§ **Exercise goal**
Gather every line of the entries that includes the word "orange".

§ **Dataset records**

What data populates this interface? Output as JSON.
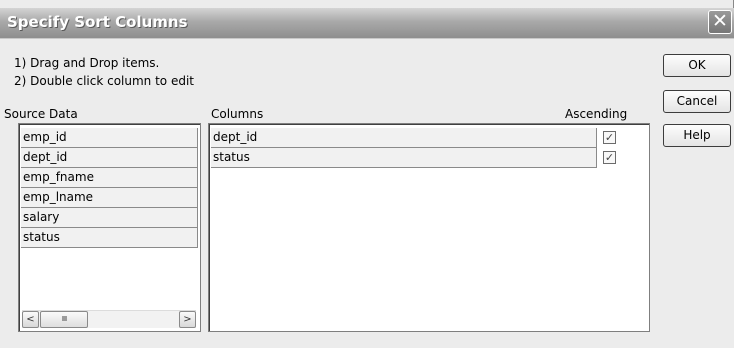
{
  "window": {
    "title": "Specify Sort Columns",
    "close_symbol": "✕"
  },
  "instructions": [
    "1) Drag and Drop items.",
    "2) Double click column to edit"
  ],
  "source_panel": {
    "label": "Source Data",
    "items": [
      "emp_id",
      "dept_id",
      "emp_fname",
      "emp_lname",
      "salary",
      "status"
    ]
  },
  "columns_panel": {
    "label": "Columns",
    "ascending_label": "Ascending",
    "rows": [
      {
        "name": "dept_id",
        "ascending": true
      },
      {
        "name": "status",
        "ascending": true
      }
    ]
  },
  "buttons": {
    "ok": "OK",
    "cancel": "Cancel",
    "help": "Help"
  },
  "scrollbar": {
    "left_arrow": "<",
    "right_arrow": ">",
    "grip": "IIIII"
  },
  "check_mark": "✓"
}
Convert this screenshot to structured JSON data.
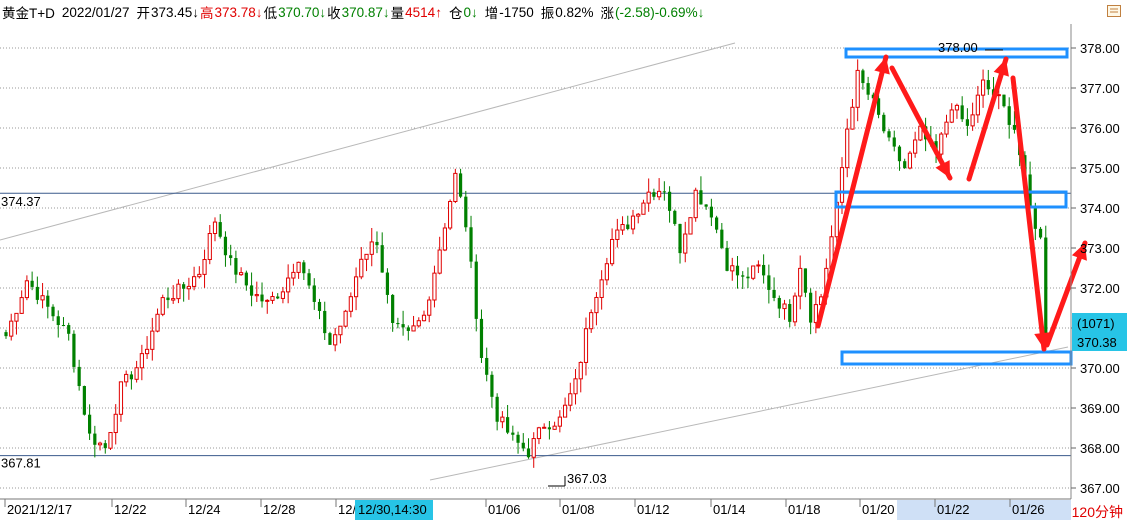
{
  "info": {
    "symbol": "黄金T+D",
    "date": "2022/01/27",
    "open_label": "开",
    "open": "373.45↓",
    "high_label": "高",
    "high": "373.78↓",
    "low_label": "低",
    "low": "370.70↓",
    "close_label": "收",
    "close": "370.87↓",
    "volume_label": "量",
    "volume": "4514↑",
    "position_label": "仓",
    "position": "0↓",
    "increase_label": "增",
    "increase": "-1750",
    "amplitude_label": "振",
    "amplitude": "0.82%",
    "change_label": "涨",
    "change": "(-2.58)-0.69%↓"
  },
  "colors": {
    "up": "#e00000",
    "down": "#008000",
    "grid": "#9a9a9a",
    "box": "#1e90ff",
    "arrow": "#ff1a1a",
    "cursor_bg": "#27c4e6"
  },
  "period": "120分钟",
  "cursor_time": "12/30,14:30",
  "current": {
    "count": "(1071)",
    "price": "370.38"
  },
  "annotations": {
    "left_high_line": "374.37",
    "left_low_line": "367.81",
    "peak": "378.00",
    "trough": "367.03"
  },
  "chart_data": {
    "type": "candlestick",
    "y_axis": {
      "min": 366.8,
      "max": 378.4,
      "ticks": [
        "367.00",
        "368.00",
        "369.00",
        "370.00",
        "371.00",
        "372.00",
        "373.00",
        "374.00",
        "375.00",
        "376.00",
        "377.00",
        "378.00"
      ]
    },
    "x_axis_labels": [
      "2021/12/17",
      "12/22",
      "12/24",
      "12/28",
      "12/30",
      "01/06",
      "01/08",
      "01/12",
      "01/14",
      "01/18",
      "01/20",
      "01/22",
      "01/26"
    ],
    "horizontal_lines": [
      374.37,
      367.81
    ],
    "anchors": [
      {
        "i": 0,
        "v": 370.8
      },
      {
        "i": 4,
        "v": 372.2
      },
      {
        "i": 8,
        "v": 371.5
      },
      {
        "i": 12,
        "v": 370.8
      },
      {
        "i": 16,
        "v": 368.3
      },
      {
        "i": 19,
        "v": 368.0
      },
      {
        "i": 22,
        "v": 369.5
      },
      {
        "i": 26,
        "v": 370.2
      },
      {
        "i": 30,
        "v": 371.7
      },
      {
        "i": 34,
        "v": 372.0
      },
      {
        "i": 37,
        "v": 372.4
      },
      {
        "i": 40,
        "v": 373.7
      },
      {
        "i": 43,
        "v": 372.6
      },
      {
        "i": 47,
        "v": 371.9
      },
      {
        "i": 50,
        "v": 371.6
      },
      {
        "i": 53,
        "v": 372.0
      },
      {
        "i": 56,
        "v": 372.8
      },
      {
        "i": 59,
        "v": 371.6
      },
      {
        "i": 62,
        "v": 370.6
      },
      {
        "i": 65,
        "v": 371.3
      },
      {
        "i": 68,
        "v": 372.8
      },
      {
        "i": 71,
        "v": 373.2
      },
      {
        "i": 74,
        "v": 371.0
      },
      {
        "i": 77,
        "v": 370.8
      },
      {
        "i": 80,
        "v": 371.3
      },
      {
        "i": 83,
        "v": 373.0
      },
      {
        "i": 86,
        "v": 374.8
      },
      {
        "i": 88,
        "v": 373.6
      },
      {
        "i": 91,
        "v": 370.3
      },
      {
        "i": 94,
        "v": 368.8
      },
      {
        "i": 97,
        "v": 368.2
      },
      {
        "i": 100,
        "v": 367.9
      },
      {
        "i": 103,
        "v": 368.6
      },
      {
        "i": 106,
        "v": 368.7
      },
      {
        "i": 109,
        "v": 369.6
      },
      {
        "i": 112,
        "v": 371.5
      },
      {
        "i": 116,
        "v": 373.2
      },
      {
        "i": 119,
        "v": 373.6
      },
      {
        "i": 123,
        "v": 374.4
      },
      {
        "i": 126,
        "v": 374.5
      },
      {
        "i": 129,
        "v": 373.0
      },
      {
        "i": 132,
        "v": 374.4
      },
      {
        "i": 135,
        "v": 373.9
      },
      {
        "i": 138,
        "v": 372.6
      },
      {
        "i": 141,
        "v": 372.2
      },
      {
        "i": 144,
        "v": 372.5
      },
      {
        "i": 147,
        "v": 371.8
      },
      {
        "i": 150,
        "v": 371.3
      },
      {
        "i": 152,
        "v": 372.6
      },
      {
        "i": 154,
        "v": 371.3
      },
      {
        "i": 156,
        "v": 371.8
      },
      {
        "i": 159,
        "v": 374.0
      },
      {
        "i": 161,
        "v": 376.0
      },
      {
        "i": 163,
        "v": 377.3
      },
      {
        "i": 166,
        "v": 376.6
      },
      {
        "i": 169,
        "v": 375.6
      },
      {
        "i": 172,
        "v": 375.0
      },
      {
        "i": 175,
        "v": 375.9
      },
      {
        "i": 178,
        "v": 375.3
      },
      {
        "i": 181,
        "v": 376.6
      },
      {
        "i": 184,
        "v": 376.0
      },
      {
        "i": 187,
        "v": 377.1
      },
      {
        "i": 190,
        "v": 376.7
      },
      {
        "i": 193,
        "v": 376.0
      },
      {
        "i": 196,
        "v": 374.0
      },
      {
        "i": 198,
        "v": 373.2
      },
      {
        "i": 199,
        "v": 370.8
      }
    ]
  }
}
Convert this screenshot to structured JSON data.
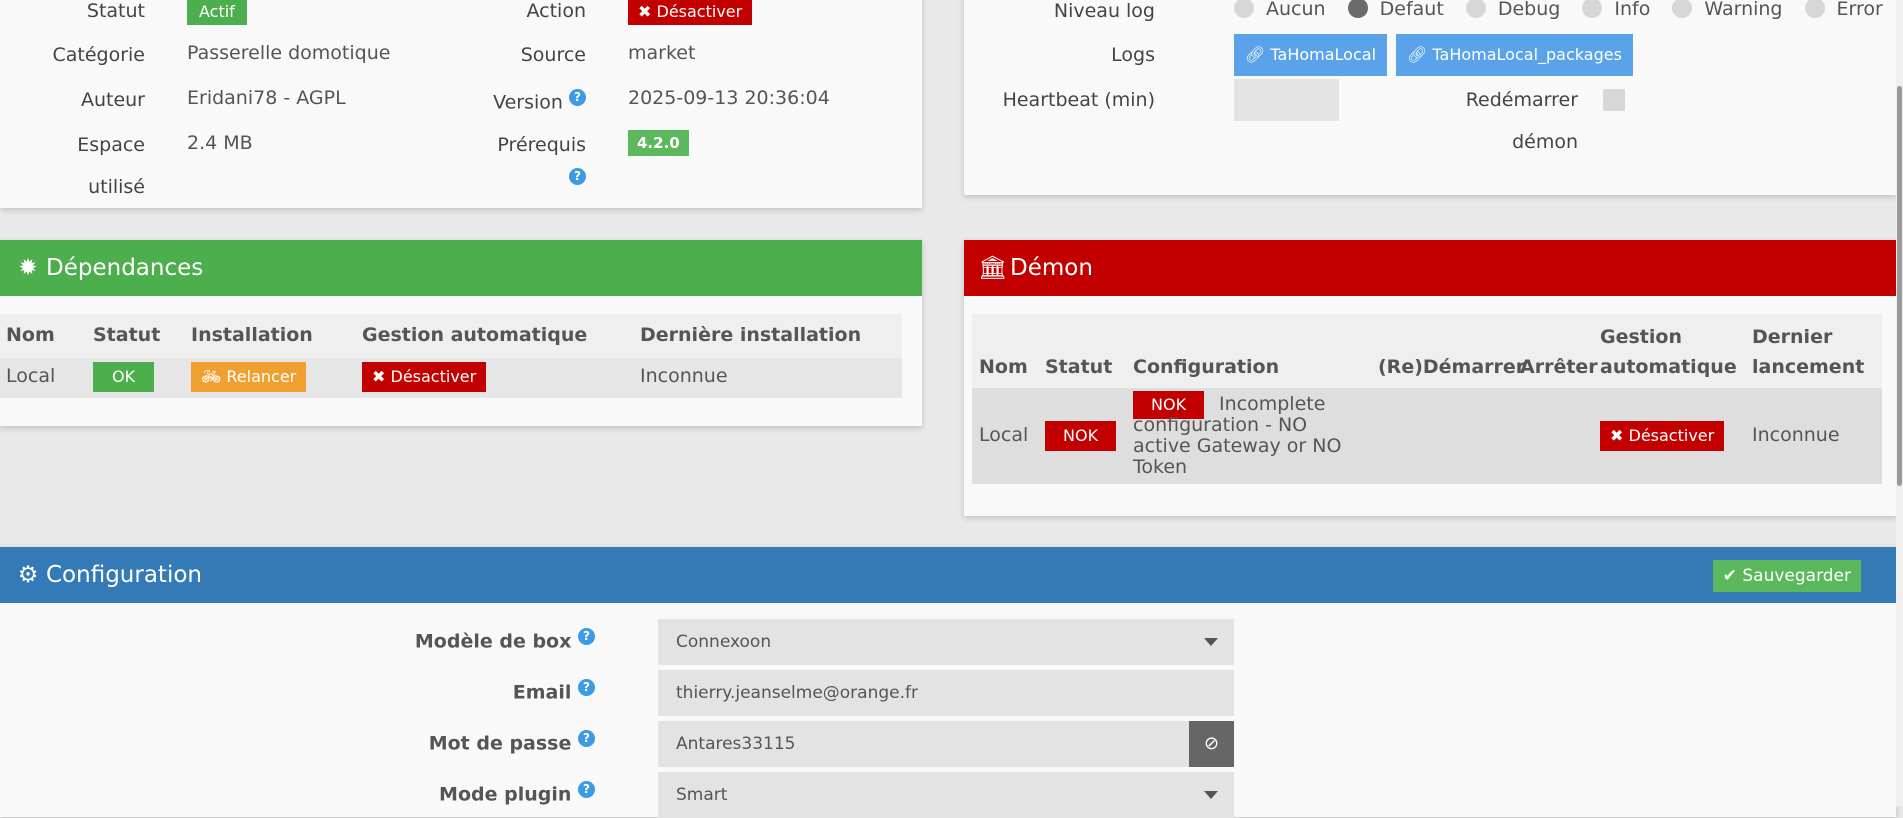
{
  "info": {
    "statut_label": "Statut",
    "statut_value": "Actif",
    "action_label": "Action",
    "action_button": "Désactiver",
    "categorie_label": "Catégorie",
    "categorie_value": "Passerelle domotique",
    "source_label": "Source",
    "source_value": "market",
    "auteur_label": "Auteur",
    "auteur_value": "Eridani78 - AGPL",
    "version_label": "Version",
    "version_value": "2025-09-13 20:36:04",
    "espace_label_1": "Espace",
    "espace_label_2": "utilisé",
    "espace_value": "2.4 MB",
    "prerequis_label": "Prérequis",
    "prerequis_value": "4.2.0"
  },
  "logs": {
    "niveau_label": "Niveau log",
    "levels": [
      "Aucun",
      "Defaut",
      "Debug",
      "Info",
      "Warning",
      "Error"
    ],
    "selected_level": "Defaut",
    "logs_label": "Logs",
    "log_buttons": [
      "TaHomaLocal",
      "TaHomaLocal_packages"
    ],
    "heartbeat_label": "Heartbeat (min)",
    "heartbeat_value": "",
    "restart_label_1": "Redémarrer",
    "restart_label_2": "démon"
  },
  "dependances": {
    "title": "Dépendances",
    "headers": [
      "Nom",
      "Statut",
      "Installation",
      "Gestion automatique",
      "Dernière installation"
    ],
    "row": {
      "nom": "Local",
      "statut": "OK",
      "installation": "Relancer",
      "gestion": "Désactiver",
      "derniere": "Inconnue"
    }
  },
  "demon": {
    "title": "Démon",
    "headers": [
      "Nom",
      "Statut",
      "Configuration",
      "(Re)Démarrer",
      "Arrêter",
      "Gestion",
      "automatique",
      "Dernier",
      "lancement"
    ],
    "row": {
      "nom": "Local",
      "statut": "NOK",
      "config_badge": "NOK",
      "config_text_1": "Incomplete",
      "config_text_2": "configuration - NO",
      "config_text_3": "active Gateway or NO",
      "config_text_4": "Token",
      "gestion": "Désactiver",
      "dernier": "Inconnue"
    }
  },
  "configuration": {
    "title": "Configuration",
    "save_button": "Sauvegarder",
    "fields": [
      {
        "label": "Modèle de box",
        "value": "Connexoon"
      },
      {
        "label": "Email",
        "value": "thierry.jeanselme@orange.fr"
      },
      {
        "label": "Mot de passe",
        "value": "Antares33115"
      },
      {
        "label": "Mode plugin",
        "value": "Smart"
      }
    ]
  },
  "colors": {
    "green": "#4cae4c",
    "red": "#c30000",
    "blue": "#337ab7",
    "orange": "#f0a030",
    "link_blue": "#5aa2e9"
  }
}
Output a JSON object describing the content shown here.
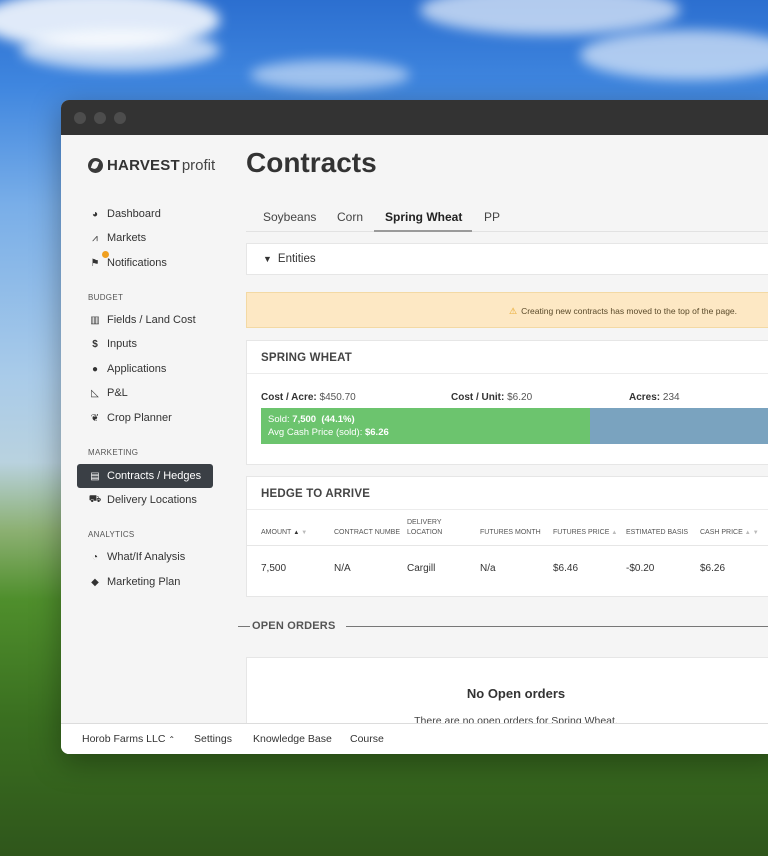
{
  "app": {
    "logo_text_bold": "HARVEST",
    "logo_text_light": "profit"
  },
  "sidebar": {
    "items": [
      {
        "label": "Dashboard",
        "icon": "dashboard-icon"
      },
      {
        "label": "Markets",
        "icon": "chart-line-icon"
      },
      {
        "label": "Notifications",
        "icon": "flag-icon"
      }
    ],
    "budget_heading": "BUDGET",
    "budget_items": [
      {
        "label": "Fields / Land Cost",
        "icon": "map-icon"
      },
      {
        "label": "Inputs",
        "icon": "dollar-icon"
      },
      {
        "label": "Applications",
        "icon": "droplet-icon"
      },
      {
        "label": "P&L",
        "icon": "chart-area-icon"
      },
      {
        "label": "Crop Planner",
        "icon": "leaf-icon"
      }
    ],
    "marketing_heading": "MARKETING",
    "marketing_items": [
      {
        "label": "Contracts / Hedges",
        "icon": "file-icon",
        "active": true
      },
      {
        "label": "Delivery Locations",
        "icon": "truck-icon"
      }
    ],
    "analytics_heading": "ANALYTICS",
    "analytics_items": [
      {
        "label": "What/If Analysis",
        "icon": "pie-chart-icon"
      },
      {
        "label": "Marketing Plan",
        "icon": "tags-icon"
      }
    ]
  },
  "main": {
    "title": "Contracts",
    "tabs": [
      {
        "label": "Soybeans"
      },
      {
        "label": "Corn"
      },
      {
        "label": "Spring Wheat",
        "active": true
      },
      {
        "label": "PP"
      }
    ],
    "entities_label": "Entities",
    "alert_text": "Creating new contracts has moved to the top of the page.",
    "spring_wheat": {
      "title": "SPRING WHEAT",
      "cost_acre_label": "Cost / Acre:",
      "cost_acre_value": "$450.70",
      "cost_unit_label": "Cost / Unit:",
      "cost_unit_value": "$6.20",
      "acres_label": "Acres:",
      "acres_value": "234",
      "sold_label": "Sold:",
      "sold_value": "7,500  (44.1%)",
      "sold_fraction": 0.626,
      "avg_cash_label": "Avg Cash Price (sold):",
      "avg_cash_value": "$6.26"
    },
    "hedge_to_arrive": {
      "title": "HEDGE TO ARRIVE",
      "columns": {
        "amount": "AMOUNT",
        "contract_number": "CONTRACT NUMBE",
        "delivery_line1": "DELIVERY",
        "delivery_line2": "LOCATION",
        "futures_month": "FUTURES MONTH",
        "futures_price": "FUTURES PRICE",
        "estimated_basis": "ESTIMATED BASIS",
        "cash_price": "CASH PRICE"
      },
      "row": {
        "amount": "7,500",
        "contract_number": "N/A",
        "delivery_location": "Cargill",
        "futures_month": "N/a",
        "futures_price": "$6.46",
        "estimated_basis": "-$0.20",
        "cash_price": "$6.26"
      }
    },
    "open_orders": {
      "heading": "OPEN ORDERS",
      "empty_title": "No Open orders",
      "empty_subtitle": "There are no open orders for Spring Wheat."
    }
  },
  "footer": {
    "farm": "Horob Farms LLC",
    "settings": "Settings",
    "knowledge_base": "Knowledge Base",
    "course": "Course"
  },
  "colors": {
    "sold_green": "#6cc46e",
    "remaining_blue": "#7aa3bf",
    "alert_bg": "#fde8c4",
    "active_nav": "#3a3f45"
  }
}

§ **Task solution**
        "value": "thierry.jeanselme@orange.fr"
    "orange": "#f0a030",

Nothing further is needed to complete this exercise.